begin Supplied records
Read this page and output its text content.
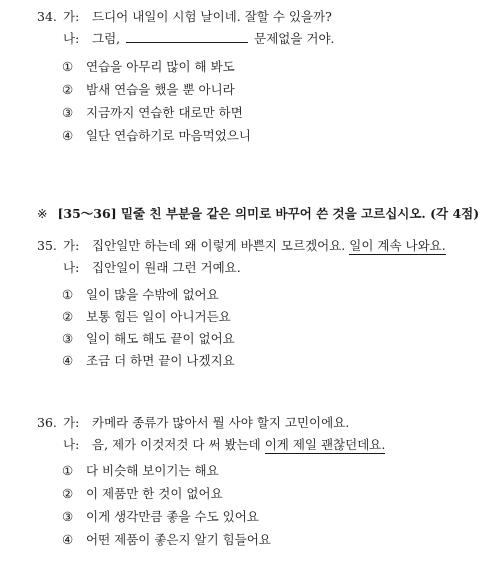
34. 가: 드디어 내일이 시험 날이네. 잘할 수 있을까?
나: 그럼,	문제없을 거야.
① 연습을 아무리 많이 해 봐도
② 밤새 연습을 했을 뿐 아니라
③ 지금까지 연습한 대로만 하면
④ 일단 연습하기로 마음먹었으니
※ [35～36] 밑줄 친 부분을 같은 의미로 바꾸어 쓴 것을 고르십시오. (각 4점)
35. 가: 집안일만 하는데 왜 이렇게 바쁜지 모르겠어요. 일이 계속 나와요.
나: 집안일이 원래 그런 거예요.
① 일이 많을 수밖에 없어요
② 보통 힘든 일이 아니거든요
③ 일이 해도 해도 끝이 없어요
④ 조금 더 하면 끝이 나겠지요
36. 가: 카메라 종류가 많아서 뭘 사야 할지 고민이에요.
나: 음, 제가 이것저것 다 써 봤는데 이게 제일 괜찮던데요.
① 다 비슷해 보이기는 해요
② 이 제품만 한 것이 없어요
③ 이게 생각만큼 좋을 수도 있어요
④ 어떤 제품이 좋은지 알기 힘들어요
end Supplied records
begin Supplied records
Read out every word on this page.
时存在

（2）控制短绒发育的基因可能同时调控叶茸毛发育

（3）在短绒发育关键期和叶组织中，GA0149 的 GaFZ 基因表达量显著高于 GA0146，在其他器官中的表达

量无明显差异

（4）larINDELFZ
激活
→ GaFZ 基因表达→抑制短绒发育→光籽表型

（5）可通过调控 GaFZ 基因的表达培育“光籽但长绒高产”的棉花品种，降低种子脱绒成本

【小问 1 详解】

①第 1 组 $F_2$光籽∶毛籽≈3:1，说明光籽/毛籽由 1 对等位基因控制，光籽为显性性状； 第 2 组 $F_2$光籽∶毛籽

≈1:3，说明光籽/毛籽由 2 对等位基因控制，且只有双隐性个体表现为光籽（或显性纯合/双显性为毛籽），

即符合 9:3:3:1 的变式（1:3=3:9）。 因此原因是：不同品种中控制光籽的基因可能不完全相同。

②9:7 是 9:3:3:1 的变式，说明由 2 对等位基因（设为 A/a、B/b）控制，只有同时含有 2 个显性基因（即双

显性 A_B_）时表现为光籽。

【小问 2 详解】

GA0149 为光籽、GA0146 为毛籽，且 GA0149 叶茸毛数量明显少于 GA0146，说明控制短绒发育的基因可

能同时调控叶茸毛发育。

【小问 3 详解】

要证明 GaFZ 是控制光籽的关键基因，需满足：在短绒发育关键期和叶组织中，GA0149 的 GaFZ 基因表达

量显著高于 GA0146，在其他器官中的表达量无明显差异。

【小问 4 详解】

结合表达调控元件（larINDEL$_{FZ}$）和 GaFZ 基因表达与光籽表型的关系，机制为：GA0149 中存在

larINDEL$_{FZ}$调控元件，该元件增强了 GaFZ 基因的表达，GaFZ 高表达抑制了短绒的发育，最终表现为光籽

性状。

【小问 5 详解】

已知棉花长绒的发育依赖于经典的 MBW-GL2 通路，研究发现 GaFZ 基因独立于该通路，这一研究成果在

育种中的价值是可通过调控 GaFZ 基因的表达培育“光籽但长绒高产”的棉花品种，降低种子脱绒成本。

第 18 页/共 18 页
end Supplied records
Requirement =
Going through the data, tally the lines containing "说明光籽" and report only the result.

Solution for this exercise =
2